STATED TASK:
Find each line with the word "structured" and say how many there are, nothing else.

## Start

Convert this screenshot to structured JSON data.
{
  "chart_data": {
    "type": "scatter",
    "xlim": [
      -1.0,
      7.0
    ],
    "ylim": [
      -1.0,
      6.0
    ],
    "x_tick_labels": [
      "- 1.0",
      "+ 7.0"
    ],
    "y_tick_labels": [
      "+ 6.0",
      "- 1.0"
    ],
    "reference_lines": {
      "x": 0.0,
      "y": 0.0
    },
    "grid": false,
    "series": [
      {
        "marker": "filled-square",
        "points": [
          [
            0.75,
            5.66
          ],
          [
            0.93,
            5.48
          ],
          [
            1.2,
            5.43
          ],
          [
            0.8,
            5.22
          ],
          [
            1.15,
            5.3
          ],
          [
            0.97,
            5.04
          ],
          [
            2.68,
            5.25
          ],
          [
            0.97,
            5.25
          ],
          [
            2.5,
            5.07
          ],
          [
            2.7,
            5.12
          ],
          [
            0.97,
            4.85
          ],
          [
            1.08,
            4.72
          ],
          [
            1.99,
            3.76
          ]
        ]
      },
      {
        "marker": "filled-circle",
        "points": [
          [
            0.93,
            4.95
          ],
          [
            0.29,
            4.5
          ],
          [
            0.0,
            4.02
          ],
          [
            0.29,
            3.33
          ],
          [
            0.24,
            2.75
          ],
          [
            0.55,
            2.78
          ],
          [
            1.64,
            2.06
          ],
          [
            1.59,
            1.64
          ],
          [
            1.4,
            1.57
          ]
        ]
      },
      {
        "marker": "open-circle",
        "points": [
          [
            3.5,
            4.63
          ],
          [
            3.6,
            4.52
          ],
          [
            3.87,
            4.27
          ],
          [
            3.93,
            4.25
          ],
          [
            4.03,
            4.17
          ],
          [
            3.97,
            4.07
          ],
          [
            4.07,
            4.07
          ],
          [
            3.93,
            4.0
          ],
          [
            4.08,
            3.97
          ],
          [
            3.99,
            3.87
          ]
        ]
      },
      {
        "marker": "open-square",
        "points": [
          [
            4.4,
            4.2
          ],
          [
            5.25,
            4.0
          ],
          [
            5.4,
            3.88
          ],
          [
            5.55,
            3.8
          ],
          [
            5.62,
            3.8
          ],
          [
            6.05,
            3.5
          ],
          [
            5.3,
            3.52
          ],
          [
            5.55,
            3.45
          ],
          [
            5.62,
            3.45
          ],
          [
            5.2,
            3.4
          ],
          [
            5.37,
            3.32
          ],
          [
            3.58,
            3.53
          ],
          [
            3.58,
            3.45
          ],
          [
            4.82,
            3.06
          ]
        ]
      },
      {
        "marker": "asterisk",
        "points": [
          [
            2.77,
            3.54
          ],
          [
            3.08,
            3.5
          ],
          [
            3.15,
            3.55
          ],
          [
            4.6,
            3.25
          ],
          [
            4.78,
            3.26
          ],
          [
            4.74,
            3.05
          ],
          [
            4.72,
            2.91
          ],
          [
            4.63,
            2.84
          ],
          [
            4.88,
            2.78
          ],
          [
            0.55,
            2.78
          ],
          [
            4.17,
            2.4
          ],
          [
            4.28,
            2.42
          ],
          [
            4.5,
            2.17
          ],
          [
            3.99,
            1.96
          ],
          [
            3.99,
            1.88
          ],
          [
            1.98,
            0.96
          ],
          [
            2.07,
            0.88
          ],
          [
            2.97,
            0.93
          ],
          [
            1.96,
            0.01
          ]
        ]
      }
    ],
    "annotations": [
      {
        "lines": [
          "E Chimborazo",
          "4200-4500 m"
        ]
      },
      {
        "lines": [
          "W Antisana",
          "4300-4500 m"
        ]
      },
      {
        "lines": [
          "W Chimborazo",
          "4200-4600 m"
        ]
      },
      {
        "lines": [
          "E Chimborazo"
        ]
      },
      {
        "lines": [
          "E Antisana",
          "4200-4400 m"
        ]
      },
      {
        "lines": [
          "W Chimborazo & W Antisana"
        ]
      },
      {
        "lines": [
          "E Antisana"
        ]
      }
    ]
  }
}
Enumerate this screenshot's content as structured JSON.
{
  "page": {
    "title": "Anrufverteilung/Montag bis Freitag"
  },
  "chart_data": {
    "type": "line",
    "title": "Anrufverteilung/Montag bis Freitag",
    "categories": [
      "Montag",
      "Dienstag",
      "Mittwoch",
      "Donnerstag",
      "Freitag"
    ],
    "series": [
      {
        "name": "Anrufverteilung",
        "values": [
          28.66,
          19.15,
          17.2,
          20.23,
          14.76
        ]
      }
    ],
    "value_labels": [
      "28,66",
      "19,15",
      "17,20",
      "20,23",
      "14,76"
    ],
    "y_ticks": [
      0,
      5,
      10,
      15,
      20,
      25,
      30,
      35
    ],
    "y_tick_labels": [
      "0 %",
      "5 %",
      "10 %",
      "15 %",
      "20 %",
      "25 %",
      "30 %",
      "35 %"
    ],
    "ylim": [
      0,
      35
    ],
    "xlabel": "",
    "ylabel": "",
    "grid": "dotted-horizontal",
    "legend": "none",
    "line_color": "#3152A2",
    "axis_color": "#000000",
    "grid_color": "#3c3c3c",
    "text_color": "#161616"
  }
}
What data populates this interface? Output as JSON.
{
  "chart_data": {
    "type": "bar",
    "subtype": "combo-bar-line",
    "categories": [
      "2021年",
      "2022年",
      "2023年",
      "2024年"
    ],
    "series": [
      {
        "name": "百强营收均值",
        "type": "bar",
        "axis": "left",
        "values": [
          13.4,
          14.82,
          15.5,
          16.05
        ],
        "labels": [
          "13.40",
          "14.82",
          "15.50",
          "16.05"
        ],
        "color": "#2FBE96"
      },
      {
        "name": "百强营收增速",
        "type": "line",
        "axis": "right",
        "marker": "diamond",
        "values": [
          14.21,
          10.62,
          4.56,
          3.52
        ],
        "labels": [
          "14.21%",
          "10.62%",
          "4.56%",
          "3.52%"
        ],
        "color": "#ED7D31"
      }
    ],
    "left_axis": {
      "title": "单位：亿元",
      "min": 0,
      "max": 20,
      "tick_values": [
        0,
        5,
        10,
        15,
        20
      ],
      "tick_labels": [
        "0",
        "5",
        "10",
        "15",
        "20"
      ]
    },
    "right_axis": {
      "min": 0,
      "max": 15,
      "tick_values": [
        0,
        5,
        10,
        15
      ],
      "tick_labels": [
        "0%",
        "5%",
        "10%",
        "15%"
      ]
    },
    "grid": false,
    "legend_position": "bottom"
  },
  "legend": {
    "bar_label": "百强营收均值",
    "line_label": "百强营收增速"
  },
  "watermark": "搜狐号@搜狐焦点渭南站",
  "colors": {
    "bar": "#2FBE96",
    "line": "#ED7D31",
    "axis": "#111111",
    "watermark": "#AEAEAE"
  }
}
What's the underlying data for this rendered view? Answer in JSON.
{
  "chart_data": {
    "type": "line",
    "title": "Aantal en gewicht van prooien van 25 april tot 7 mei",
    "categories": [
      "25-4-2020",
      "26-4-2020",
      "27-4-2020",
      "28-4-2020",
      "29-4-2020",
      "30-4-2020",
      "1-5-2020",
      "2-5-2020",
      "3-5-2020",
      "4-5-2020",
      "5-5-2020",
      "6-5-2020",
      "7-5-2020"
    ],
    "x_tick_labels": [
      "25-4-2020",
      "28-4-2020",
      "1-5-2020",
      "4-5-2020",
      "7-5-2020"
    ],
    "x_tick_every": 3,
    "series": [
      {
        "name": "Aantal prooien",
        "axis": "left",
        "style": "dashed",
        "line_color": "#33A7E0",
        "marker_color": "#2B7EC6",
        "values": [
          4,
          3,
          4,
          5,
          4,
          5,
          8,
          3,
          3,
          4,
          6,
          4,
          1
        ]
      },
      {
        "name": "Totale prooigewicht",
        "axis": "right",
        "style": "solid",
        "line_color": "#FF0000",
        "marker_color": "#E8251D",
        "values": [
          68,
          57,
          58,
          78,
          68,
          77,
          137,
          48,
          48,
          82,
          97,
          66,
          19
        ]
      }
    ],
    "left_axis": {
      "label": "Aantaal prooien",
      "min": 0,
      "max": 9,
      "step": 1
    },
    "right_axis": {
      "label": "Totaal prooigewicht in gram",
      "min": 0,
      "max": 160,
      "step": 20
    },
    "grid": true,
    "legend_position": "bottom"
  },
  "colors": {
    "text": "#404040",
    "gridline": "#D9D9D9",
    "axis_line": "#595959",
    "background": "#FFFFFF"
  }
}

## End

SOLUTION TO THIS PROBLEM:
2